JournalCase StudyMar 25, 2025

Building Carrybee from Zero to Production.

A case study in leading end-to-end frontend architecture for a logistics platform — the decisions that shaped the system, the patterns that scaled it, and the trade-offs that kept it honest.

14 Min Read
Building Carrybee from Zero to Production.

There is a particular kind of pressure that comes with building something from nothing. No legacy to lean on, no prior art to reference — just a blank repository and a deadline that does not care about your architectural ambitions. Carrybee was that project.

The brief was deceptively simple: build the frontend for a logistics platform that connects shippers with carriers. The reality was a system of deeply nested workflows — booking flows, real-time tracking, multi-role dashboards, document management — each demanding its own patterns while sharing a single design language.

I chose Next.js with the App Router. Not because it was trendy, but because the platform demanded both static marketing pages and highly dynamic authenticated views. Server components handled the public-facing content. Client components managed the interactive dashboards. The boundary between them became the project's most important architectural decision.

The component system was built on Shadcn UI — not as a shortcut, but as a foundation. Every primitive was extended with logistics-specific variants: status badges with color-coded delivery states, timeline components that visualized shipment progress, data tables that handled thousands of rows without pagination becoming a performance cliff. The investment in this library paid for itself within weeks. New features that would have taken days started shipping in hours.

State management was deliberately minimal. React Query handled all server state — booking data, carrier listings, tracking updates. Local state stayed local. No global store, no Redux, no Context providers wrapping the entire tree. The constraint felt limiting at first, but it forced every component to be explicit about its data dependencies. Six months in, any engineer could open any component and understand exactly where its data came from.

___

#### [WORK INSTRUCTIONS]
1. The Carrybee case study describes the platform's nested workflows. List each workflow it names.
2. According to the Carrybee case study, what handled all server state?
3. Reproduce the passage of the Carrybee case study that starts at "JournalCase StudyMar 25, 2025" and ends at "single design language.".

___

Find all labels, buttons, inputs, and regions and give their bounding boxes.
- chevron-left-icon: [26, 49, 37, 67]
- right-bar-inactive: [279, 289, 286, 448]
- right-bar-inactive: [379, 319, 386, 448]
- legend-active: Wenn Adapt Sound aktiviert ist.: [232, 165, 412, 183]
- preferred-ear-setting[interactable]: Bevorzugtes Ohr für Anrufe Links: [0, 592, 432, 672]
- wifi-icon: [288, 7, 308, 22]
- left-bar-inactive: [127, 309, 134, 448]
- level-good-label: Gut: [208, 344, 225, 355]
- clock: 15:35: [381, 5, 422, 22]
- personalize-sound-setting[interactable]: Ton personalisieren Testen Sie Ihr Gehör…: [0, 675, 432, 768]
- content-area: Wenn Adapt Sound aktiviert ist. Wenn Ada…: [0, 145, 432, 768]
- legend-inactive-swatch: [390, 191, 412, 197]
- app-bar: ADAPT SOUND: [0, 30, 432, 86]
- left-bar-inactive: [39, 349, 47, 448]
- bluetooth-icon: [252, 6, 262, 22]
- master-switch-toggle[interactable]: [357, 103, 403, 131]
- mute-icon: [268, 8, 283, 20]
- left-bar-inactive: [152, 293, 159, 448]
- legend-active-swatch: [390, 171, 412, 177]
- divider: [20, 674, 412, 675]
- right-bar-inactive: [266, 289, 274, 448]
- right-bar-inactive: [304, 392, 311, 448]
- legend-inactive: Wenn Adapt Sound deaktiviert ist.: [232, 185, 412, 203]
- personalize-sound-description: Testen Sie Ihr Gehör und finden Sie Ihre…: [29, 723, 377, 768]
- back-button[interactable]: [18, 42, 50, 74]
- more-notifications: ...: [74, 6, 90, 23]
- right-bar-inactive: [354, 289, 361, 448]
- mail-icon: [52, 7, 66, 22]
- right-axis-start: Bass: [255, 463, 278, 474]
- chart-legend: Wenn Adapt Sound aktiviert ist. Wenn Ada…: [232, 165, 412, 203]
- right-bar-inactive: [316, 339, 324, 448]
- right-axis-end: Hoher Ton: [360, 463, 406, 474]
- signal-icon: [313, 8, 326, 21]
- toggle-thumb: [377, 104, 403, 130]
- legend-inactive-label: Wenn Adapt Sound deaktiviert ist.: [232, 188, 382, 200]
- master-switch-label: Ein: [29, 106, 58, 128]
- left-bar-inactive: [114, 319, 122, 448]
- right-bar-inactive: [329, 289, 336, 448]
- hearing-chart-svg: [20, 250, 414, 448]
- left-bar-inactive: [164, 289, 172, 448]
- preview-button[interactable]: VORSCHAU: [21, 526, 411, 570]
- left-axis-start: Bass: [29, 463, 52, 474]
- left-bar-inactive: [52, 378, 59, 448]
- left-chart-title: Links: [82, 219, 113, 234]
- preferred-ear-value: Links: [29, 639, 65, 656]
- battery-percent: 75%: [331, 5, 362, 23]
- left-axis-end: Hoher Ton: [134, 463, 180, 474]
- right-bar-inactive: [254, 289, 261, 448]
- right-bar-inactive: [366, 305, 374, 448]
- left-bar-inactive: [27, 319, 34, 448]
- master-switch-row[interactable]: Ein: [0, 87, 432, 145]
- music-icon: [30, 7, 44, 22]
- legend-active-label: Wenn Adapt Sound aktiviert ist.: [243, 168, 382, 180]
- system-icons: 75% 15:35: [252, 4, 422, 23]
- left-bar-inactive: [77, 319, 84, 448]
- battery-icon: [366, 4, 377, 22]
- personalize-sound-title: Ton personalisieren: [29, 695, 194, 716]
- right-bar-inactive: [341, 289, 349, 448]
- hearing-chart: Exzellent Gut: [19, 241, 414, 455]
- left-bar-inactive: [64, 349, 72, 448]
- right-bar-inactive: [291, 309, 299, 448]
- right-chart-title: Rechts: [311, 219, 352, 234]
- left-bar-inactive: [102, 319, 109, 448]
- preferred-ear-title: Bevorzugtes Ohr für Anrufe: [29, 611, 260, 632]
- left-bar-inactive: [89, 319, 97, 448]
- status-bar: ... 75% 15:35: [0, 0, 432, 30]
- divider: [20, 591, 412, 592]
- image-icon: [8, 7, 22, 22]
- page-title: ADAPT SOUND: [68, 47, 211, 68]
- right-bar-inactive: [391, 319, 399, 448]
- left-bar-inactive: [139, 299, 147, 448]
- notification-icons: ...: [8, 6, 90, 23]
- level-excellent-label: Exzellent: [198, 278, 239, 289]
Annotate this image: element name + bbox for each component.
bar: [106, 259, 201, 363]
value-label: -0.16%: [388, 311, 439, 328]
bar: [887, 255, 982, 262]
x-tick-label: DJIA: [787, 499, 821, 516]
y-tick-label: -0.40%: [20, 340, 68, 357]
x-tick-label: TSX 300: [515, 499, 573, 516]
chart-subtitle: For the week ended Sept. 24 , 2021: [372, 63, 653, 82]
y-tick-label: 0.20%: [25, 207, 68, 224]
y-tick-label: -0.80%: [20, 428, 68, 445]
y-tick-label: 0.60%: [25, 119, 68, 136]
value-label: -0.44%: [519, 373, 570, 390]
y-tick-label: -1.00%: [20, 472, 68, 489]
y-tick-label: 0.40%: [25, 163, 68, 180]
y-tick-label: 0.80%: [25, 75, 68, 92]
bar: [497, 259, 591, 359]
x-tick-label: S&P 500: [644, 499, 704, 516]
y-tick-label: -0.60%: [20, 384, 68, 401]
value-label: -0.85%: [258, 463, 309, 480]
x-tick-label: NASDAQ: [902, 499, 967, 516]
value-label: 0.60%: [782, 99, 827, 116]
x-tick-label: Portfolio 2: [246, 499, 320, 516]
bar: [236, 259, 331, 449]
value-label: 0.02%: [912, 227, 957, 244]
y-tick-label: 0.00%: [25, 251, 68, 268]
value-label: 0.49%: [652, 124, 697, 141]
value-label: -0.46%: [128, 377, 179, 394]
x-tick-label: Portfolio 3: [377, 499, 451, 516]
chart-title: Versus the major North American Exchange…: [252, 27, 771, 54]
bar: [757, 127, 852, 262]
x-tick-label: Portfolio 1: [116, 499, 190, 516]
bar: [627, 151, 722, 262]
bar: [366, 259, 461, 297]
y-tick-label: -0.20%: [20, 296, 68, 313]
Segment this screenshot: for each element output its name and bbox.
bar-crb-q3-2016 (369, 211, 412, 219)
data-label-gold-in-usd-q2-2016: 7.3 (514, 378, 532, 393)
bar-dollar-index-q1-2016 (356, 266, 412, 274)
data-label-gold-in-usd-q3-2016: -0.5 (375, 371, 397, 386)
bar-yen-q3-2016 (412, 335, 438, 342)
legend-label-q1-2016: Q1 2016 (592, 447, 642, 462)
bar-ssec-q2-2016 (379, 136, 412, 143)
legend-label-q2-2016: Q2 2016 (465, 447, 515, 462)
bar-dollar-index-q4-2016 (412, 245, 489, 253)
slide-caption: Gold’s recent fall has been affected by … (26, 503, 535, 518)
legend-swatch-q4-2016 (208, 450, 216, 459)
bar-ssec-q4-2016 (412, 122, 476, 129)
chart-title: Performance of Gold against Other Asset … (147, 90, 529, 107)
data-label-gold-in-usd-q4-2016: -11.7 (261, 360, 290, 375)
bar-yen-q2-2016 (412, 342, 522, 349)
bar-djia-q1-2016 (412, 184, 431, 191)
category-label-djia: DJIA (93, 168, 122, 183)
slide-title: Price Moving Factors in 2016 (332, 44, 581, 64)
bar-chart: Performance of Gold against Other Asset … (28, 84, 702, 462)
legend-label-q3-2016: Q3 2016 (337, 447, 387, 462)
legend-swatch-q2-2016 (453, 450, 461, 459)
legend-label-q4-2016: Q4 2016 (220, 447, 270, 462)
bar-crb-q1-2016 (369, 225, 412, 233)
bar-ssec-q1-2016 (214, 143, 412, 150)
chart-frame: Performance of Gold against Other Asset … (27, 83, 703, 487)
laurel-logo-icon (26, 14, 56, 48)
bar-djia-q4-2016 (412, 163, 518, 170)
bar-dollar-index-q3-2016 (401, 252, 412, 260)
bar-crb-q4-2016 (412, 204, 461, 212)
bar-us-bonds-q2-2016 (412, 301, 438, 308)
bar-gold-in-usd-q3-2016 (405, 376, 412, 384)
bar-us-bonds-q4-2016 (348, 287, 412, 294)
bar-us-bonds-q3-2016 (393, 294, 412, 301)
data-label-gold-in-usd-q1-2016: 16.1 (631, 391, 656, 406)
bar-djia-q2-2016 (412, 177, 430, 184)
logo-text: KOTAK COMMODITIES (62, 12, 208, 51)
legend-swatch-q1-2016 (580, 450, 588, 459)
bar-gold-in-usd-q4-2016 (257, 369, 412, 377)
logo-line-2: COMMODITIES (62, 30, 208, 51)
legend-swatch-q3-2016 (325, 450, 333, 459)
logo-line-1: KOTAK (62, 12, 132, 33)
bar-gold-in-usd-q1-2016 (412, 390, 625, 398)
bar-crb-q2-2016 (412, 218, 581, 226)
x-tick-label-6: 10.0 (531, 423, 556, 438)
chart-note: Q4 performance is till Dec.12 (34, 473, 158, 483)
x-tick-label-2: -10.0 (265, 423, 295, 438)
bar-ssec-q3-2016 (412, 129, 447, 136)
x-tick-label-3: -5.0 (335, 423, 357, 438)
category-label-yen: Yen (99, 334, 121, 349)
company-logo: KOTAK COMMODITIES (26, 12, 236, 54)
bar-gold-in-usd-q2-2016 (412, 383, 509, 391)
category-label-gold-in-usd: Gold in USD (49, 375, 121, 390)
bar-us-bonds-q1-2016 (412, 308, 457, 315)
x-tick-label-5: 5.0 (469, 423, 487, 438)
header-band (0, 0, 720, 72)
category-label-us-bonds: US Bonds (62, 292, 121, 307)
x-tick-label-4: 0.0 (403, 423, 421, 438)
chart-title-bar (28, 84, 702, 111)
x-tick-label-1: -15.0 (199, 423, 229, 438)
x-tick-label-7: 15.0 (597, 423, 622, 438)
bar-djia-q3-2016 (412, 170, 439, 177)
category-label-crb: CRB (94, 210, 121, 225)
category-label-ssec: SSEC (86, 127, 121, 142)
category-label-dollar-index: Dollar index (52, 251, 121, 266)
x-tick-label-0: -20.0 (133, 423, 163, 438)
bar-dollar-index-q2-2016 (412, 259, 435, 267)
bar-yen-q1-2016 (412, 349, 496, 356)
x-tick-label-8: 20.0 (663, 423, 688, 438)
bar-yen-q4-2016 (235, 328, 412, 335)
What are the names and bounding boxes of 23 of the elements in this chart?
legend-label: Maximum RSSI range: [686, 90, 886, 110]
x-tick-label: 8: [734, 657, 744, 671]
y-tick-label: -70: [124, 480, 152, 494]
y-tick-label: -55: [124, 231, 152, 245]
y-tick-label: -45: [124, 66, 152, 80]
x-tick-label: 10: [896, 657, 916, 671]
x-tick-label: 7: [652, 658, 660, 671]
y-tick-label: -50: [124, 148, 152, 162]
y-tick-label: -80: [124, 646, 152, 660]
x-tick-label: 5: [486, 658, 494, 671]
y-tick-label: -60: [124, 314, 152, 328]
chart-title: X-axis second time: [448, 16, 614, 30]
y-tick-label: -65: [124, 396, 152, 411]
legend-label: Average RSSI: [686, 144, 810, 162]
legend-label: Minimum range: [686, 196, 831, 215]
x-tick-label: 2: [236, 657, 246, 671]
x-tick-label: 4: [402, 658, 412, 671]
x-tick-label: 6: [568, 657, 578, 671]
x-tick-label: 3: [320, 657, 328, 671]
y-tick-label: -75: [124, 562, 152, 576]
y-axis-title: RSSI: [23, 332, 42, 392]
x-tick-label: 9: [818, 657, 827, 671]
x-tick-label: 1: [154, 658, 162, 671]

___

#### [ANSWERS]
1.
- Booking flows
- Real-time tracking
- Multi-role dashboards
- Document management

2. React Query.

3.
JournalCase StudyMar 25, 2025

Building Carrybee from Zero to Production.

A case study in leading end-to-end frontend architecture for a logistics platform — the decisions that shaped the system, the patterns that scaled it, and the trade-offs that kept it honest.

14 Min Read
Building Carrybee from Zero to Production.

There is a particular kind of pressure that comes with building something from nothing. No legacy to lean on, no prior art to reference — just a blank repository and a deadline that does not care about your architectural ambitions. Carrybee was that project.

The brief was deceptively simple: build the frontend for a logistics platform that connects shippers with carriers. The reality was a system of deeply nested workflows — booking flows, real-time tracking, multi-role dashboards, document management — each demanding its own patterns while sharing a single design language.